◆ REQUIREMENT ◆
Set down each record exactly as written.

== DATA SUPPLIED ==

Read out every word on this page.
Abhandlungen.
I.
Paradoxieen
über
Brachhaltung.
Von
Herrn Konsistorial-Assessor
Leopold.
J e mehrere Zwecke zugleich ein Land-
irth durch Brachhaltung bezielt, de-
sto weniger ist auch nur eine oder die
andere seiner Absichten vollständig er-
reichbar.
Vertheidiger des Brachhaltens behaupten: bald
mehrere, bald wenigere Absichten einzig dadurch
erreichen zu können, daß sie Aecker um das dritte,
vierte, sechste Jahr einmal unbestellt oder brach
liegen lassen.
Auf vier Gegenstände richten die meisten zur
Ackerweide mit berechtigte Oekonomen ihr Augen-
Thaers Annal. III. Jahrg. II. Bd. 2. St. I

===

◆ SOLUTION BELOW ◆
Read out every word on this page.
Abhandlungen.
I.
Paradoxieen
über
Brachhaltung.
Von
Herrn Konsistorial-Assessor
Leopold.
J e mehrere Zwecke zugleich ein Land-
irth durch Brachhaltung bezielt, de-
sto weniger ist auch nur eine oder die
andere seiner Absichten vollständig er-
reichbar.
Vertheidiger des Brachhaltens behaupten: bald
mehrere, bald wenigere Absichten einzig dadurch
erreichen zu können, daß sie Aecker um das dritte,
vierte, sechste Jahr einmal unbestellt oder brach
liegen lassen.
Auf vier Gegenstände richten die meisten zur
Ackerweide mit berechtigte Oekonomen ihr Augen-
Thaers Annal. III. Jahrg. II. Bd. 2. St. I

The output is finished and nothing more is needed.